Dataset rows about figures
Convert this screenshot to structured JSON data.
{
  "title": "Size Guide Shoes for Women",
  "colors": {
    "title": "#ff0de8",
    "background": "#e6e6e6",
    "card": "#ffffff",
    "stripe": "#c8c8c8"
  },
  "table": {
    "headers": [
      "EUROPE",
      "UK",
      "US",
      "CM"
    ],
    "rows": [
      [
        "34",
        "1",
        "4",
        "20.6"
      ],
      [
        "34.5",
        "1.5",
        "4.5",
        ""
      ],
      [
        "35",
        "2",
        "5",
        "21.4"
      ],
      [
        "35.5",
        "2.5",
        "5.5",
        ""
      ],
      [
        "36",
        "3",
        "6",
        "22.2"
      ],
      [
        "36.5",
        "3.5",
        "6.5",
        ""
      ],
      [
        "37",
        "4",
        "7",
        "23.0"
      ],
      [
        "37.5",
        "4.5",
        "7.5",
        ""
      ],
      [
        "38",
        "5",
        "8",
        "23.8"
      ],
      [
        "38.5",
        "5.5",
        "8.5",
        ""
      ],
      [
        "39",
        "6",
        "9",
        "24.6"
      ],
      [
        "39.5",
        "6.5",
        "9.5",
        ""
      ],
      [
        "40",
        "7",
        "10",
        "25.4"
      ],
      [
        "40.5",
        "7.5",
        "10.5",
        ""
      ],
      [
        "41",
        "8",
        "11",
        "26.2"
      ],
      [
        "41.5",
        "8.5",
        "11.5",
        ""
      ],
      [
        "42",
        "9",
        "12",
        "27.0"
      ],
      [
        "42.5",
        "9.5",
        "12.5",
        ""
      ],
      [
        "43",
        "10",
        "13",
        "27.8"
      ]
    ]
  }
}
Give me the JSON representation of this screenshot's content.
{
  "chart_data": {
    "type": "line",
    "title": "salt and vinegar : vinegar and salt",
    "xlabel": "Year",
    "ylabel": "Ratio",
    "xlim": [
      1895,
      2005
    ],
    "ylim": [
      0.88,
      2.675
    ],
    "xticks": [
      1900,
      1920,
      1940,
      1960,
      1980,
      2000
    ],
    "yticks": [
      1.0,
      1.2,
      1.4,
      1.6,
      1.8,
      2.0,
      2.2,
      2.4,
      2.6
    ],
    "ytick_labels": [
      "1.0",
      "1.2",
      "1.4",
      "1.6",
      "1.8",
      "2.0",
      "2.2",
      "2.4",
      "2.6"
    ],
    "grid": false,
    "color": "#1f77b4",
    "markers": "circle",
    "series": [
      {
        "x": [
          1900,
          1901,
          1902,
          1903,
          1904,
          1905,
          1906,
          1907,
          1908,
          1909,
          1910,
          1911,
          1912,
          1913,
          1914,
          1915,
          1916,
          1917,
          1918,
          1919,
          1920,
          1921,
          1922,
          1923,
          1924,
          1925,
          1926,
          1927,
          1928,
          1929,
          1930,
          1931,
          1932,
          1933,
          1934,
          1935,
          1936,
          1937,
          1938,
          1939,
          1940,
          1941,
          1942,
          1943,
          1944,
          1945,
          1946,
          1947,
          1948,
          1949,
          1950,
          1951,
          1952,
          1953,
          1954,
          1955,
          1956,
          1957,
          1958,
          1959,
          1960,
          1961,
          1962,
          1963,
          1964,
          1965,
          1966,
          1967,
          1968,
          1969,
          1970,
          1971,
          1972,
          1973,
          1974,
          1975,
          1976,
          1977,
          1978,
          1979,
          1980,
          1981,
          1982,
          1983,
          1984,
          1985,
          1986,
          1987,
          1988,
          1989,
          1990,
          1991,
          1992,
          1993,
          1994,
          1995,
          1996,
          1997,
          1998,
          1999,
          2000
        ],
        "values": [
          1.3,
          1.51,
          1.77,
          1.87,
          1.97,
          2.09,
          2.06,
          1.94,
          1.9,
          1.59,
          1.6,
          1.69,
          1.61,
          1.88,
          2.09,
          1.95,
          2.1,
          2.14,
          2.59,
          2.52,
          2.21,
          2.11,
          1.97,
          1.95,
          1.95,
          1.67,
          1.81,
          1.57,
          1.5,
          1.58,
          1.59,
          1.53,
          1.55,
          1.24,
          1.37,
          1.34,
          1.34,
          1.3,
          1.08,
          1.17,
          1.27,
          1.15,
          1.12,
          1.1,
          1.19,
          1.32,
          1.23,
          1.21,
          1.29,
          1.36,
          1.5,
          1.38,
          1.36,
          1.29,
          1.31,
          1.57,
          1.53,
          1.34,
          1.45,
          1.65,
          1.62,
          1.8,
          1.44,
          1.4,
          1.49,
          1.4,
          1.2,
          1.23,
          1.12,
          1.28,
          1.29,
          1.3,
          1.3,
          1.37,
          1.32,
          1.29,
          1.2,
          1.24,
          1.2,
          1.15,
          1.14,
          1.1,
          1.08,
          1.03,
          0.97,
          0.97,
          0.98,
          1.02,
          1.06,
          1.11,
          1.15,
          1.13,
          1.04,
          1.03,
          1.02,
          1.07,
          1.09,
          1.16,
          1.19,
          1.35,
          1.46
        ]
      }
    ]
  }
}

STATED PROBLEM. Tally up the lines holding the string "JSON" in this listing, and report the total alone.

WORKED ANSWER. 2